§ Trecho selecionado:
3. O púrpura romano, privilégio dos Césares
Os registros mais antigos de tons de roxo ou púrpura em pinturas remontam à pré-história. A caverna de Pech Merle e outros sítios neolíticos da atual França têm fragmentos dessa tinta obtidos de manganês e pó de hematita misturados a clara de ovo e outras bases líquidas em registros rupestres que, segundo a datação científica, foram produzidos entre 27 mil e 18 mil anos atrás.
Mas não foi senão durante o Império Romano que o roxo alcançou seu esplendor como signo de nobreza, magia, mistério e conexão com o divino, que se manteve pelos séculos vindouros.

Segundo historiadores, uma das razões para isso era a dificuldade extrema para a obtenção do mais vívido púrpura que se conhecia então: o roxo imperial, também conhecido como púrpura de Tiro, extraído de uma secreção de pequenos moluscos das espécies Murex brandaris, Bolinus brandaris e Stramonita haemastoma.
Diferentemente do pigmento obtido de minérios, o roxo oriundo desses animais parecia renovar-se à luz do sol, tornando-se progressivamente mais brilhante e forte. Daí ter sido escolhido para tingir as togas dos imperadores e da alta nobreza.

Para a obtenção de um único grama desse pigmento, eram necessárias de nove mil a dez mil unidades do Murex brandaris, e o processo de extração da secreção e da sua transformação no pó, que tingiria tecidos e seria empregado ainda em pinturas, afrescos e objetos decorativos, levava dias.

§ Dados apresentados:
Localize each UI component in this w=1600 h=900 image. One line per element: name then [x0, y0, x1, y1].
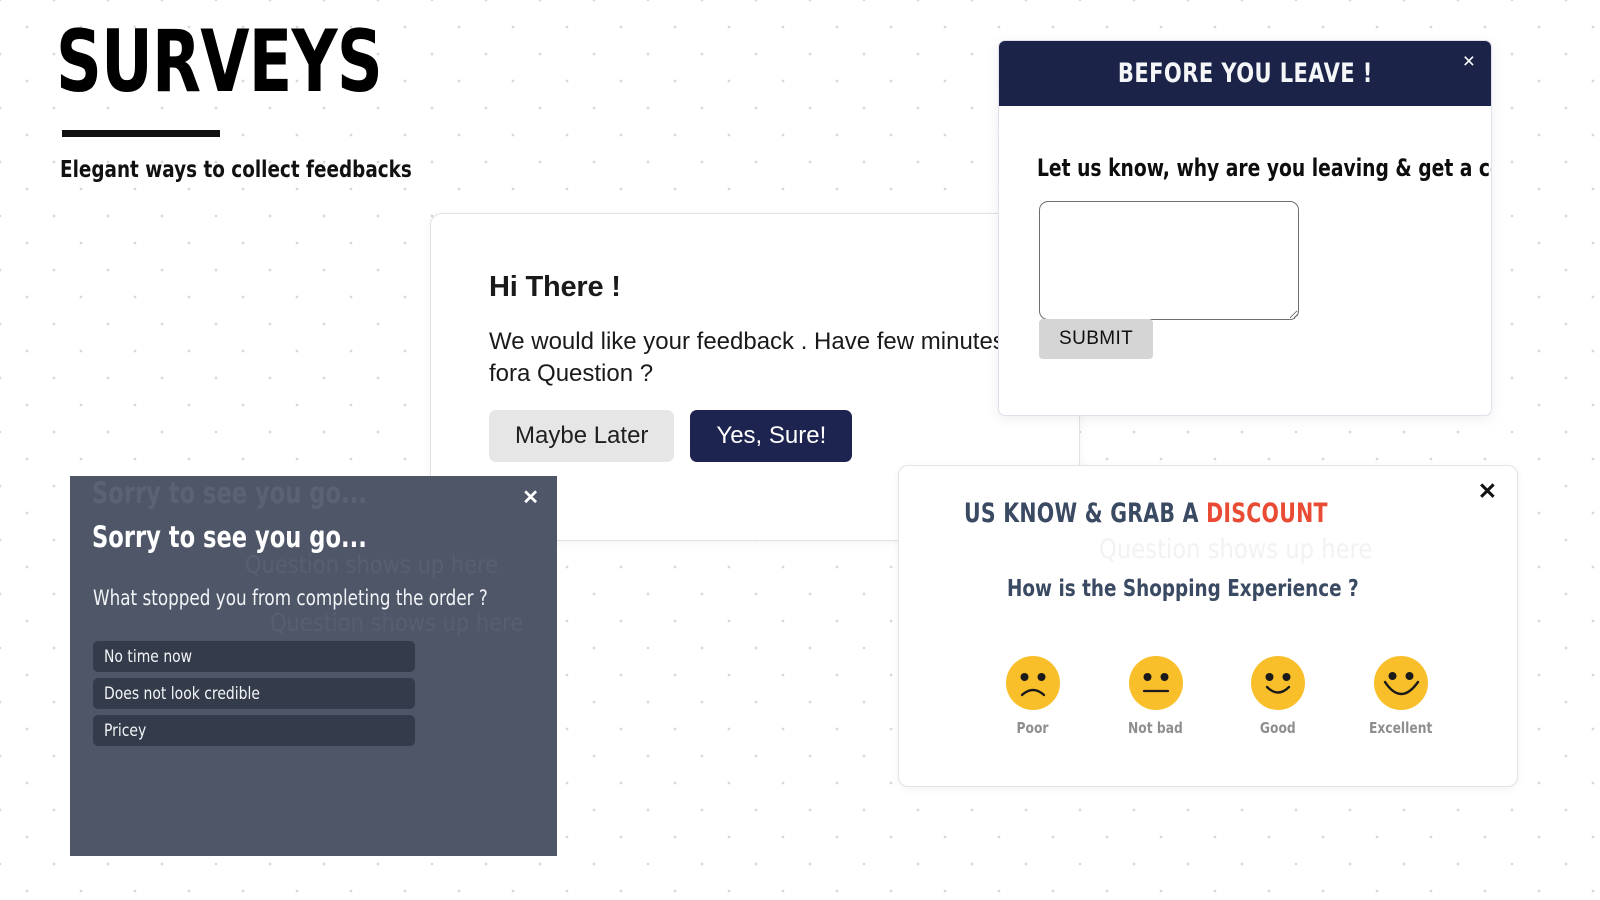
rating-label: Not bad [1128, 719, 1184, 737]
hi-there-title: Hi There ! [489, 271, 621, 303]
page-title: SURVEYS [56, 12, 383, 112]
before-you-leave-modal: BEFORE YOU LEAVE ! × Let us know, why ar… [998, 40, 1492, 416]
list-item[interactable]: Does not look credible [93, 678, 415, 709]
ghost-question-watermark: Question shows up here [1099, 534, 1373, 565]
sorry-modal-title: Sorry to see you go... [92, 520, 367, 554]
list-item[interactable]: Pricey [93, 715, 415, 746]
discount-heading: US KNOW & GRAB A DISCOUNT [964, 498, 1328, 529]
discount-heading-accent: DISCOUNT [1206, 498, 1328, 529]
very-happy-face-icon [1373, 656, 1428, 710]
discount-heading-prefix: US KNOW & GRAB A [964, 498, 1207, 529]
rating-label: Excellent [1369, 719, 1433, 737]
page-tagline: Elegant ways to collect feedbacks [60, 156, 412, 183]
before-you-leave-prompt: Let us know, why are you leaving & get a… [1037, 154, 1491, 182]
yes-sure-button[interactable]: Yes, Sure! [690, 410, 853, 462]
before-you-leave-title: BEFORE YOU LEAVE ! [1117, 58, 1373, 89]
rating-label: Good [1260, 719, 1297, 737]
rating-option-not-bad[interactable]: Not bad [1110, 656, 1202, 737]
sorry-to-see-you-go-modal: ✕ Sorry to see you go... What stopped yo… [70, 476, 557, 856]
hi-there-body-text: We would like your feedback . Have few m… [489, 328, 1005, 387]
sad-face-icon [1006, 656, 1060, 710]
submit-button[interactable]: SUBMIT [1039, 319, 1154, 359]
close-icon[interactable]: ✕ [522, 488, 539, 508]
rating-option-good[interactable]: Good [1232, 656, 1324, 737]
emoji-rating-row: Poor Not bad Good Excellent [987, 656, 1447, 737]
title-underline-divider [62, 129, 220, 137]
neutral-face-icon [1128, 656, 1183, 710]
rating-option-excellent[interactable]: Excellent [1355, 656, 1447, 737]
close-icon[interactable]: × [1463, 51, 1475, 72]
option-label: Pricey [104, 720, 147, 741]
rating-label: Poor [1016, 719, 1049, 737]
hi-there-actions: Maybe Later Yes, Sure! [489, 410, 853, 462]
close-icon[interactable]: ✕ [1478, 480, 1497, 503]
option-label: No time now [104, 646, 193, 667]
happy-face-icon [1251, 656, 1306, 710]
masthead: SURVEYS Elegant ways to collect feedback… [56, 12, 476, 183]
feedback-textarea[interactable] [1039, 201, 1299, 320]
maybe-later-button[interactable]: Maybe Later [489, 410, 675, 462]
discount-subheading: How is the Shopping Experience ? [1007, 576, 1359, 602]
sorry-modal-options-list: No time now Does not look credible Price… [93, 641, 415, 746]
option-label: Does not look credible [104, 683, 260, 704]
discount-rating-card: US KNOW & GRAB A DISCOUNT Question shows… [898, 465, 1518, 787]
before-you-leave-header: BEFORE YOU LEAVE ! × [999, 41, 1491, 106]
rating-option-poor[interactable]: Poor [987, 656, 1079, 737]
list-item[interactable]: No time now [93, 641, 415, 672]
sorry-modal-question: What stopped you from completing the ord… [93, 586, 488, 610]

§ Tarefa a realizar: Prossiga o texto sobre o púrpura imperial romano a partir de sua última frase.

§ Resposta ao exercício:
Consta que, durante o reinado de Nero, houve uma grande escassez dos moluscos, o que levou o imperador a editar um decreto condenando à morte quem se atrevesse a usar a cor púrpura, reservando-a unicamente a si próprio.
Em 2020, um grama de púrpura de Tiro obtido pelo método tradicional é vendido em sites europeus por cerca de € 3 mil, ou 60 vezes o preço da mesma quantidade de ouro.
4. No Renascimento, o óleo e a versatilidade dos pigmentos
Até a Idade Média, as técnicas antigas do afresco e da pintura a têmpera (uma mescla de pigmentos minerais e aglutinantes como clara e gema de ovo, além de resinas) ainda eram a regra geral.
Apesar de permitir alguma manipulação, com a adição de água para diluir a intensidade dos tons – sempre brilhantes e opacos –, tais métodos derivavam em pigmentos em geral chapados e pouco variados.

O óleo, usado pontualmente já na Antiguidade e no período medieval e adotado em larga escala em Flandres, na atual Bélgica, a partir do século XIV, possibilitou uma revolução que deu à pintura do Renascimento um nível de sofisticação e logro artístico jamais observado antes no Ocidente. E essa transformação teve seu epicentro na Itália, no contexto das intensas trocas comerciais entre comerciantes de Veneza e Flandres.
O novo aglutinante era obtido primeiramente da terebintina, óleo essencial que é produto da destilação da resina do terebinto e das coníferas. Mais tarde, também o azeite da linhaça passou a ser empregado. Misturados a pigmentos já conhecidos, como o lapislázuli, entre outros, esses óleos permitiram a criação de novas tonalidades que derivaram em quadros e afrescos com texturas, perspectivas, paisagens em três dimensões.

Grandes mestres italianos da pintura, como Rafael, Michelangelo, Da Vinci ou Tintoretto, passaram a desfrutar, a partir do século XV, de graduações de cores inéditas.
A técnica do sfumato, a transição de tons grises que evoca luzes e sombras, uma invenção de Da Vinci, surgiu nesse contexto.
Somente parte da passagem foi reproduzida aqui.